> [AIM]: Transcribe every entry word for word, but skip the images.

> [RECORDS TO PROCESS]:
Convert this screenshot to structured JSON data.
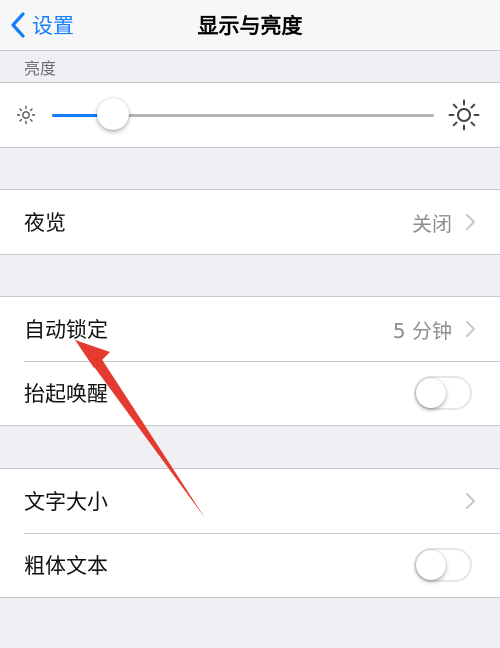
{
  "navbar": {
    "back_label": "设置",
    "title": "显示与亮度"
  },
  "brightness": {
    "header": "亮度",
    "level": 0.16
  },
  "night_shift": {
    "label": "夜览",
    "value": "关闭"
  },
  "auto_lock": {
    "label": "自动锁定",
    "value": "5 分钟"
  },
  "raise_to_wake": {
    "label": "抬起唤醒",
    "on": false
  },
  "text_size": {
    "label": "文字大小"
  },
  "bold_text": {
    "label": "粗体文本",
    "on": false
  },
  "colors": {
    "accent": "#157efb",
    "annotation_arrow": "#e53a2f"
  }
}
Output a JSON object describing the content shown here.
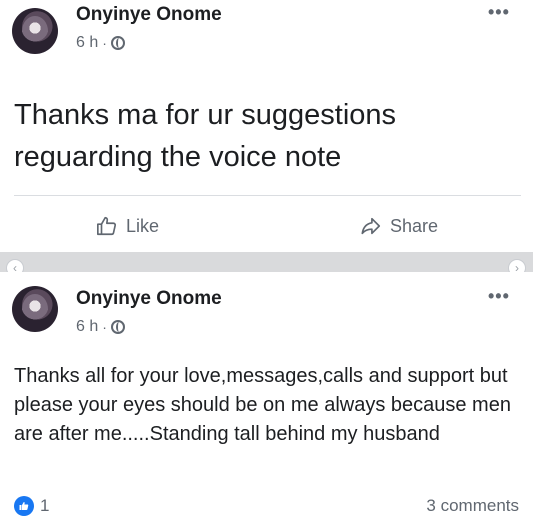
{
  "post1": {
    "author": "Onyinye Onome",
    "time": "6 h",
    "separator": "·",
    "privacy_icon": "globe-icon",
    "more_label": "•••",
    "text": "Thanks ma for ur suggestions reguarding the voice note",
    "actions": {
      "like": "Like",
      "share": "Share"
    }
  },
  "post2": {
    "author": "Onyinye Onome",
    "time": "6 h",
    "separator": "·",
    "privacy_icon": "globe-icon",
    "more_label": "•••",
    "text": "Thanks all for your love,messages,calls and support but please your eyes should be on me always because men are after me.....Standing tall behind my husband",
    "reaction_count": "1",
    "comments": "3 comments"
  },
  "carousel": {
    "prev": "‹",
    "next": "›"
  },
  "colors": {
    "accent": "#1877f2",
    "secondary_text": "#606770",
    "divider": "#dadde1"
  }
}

> [EXPECTED ANSWER]:
Convert this screenshot to structured JSON data.
{
  "navbar": {
    "back_label": "设置",
    "title": "显示与亮度"
  },
  "brightness": {
    "header": "亮度",
    "level": 0.16
  },
  "night_shift": {
    "label": "夜览",
    "value": "关闭"
  },
  "auto_lock": {
    "label": "自动锁定",
    "value": "5 分钟"
  },
  "raise_to_wake": {
    "label": "抬起唤醒",
    "on": false
  },
  "text_size": {
    "label": "文字大小"
  },
  "bold_text": {
    "label": "粗体文本",
    "on": false
  },
  "colors": {
    "accent": "#157efb",
    "annotation_arrow": "#e53a2f"
  }
}
Output a JSON object describing the content shown here.
{
  "post1": {
    "author": "Onyinye Onome",
    "time": "6 h",
    "separator": "·",
    "privacy_icon": "globe-icon",
    "more_label": "•••",
    "text": "Thanks ma for ur suggestions reguarding the voice note",
    "actions": {
      "like": "Like",
      "share": "Share"
    }
  },
  "post2": {
    "author": "Onyinye Onome",
    "time": "6 h",
    "separator": "·",
    "privacy_icon": "globe-icon",
    "more_label": "•••",
    "text": "Thanks all for your love,messages,calls and support but please your eyes should be on me always because men are after me.....Standing tall behind my husband",
    "reaction_count": "1",
    "comments": "3 comments"
  },
  "carousel": {
    "prev": "‹",
    "next": "›"
  },
  "colors": {
    "accent": "#1877f2",
    "secondary_text": "#606770",
    "divider": "#dadde1"
  }
}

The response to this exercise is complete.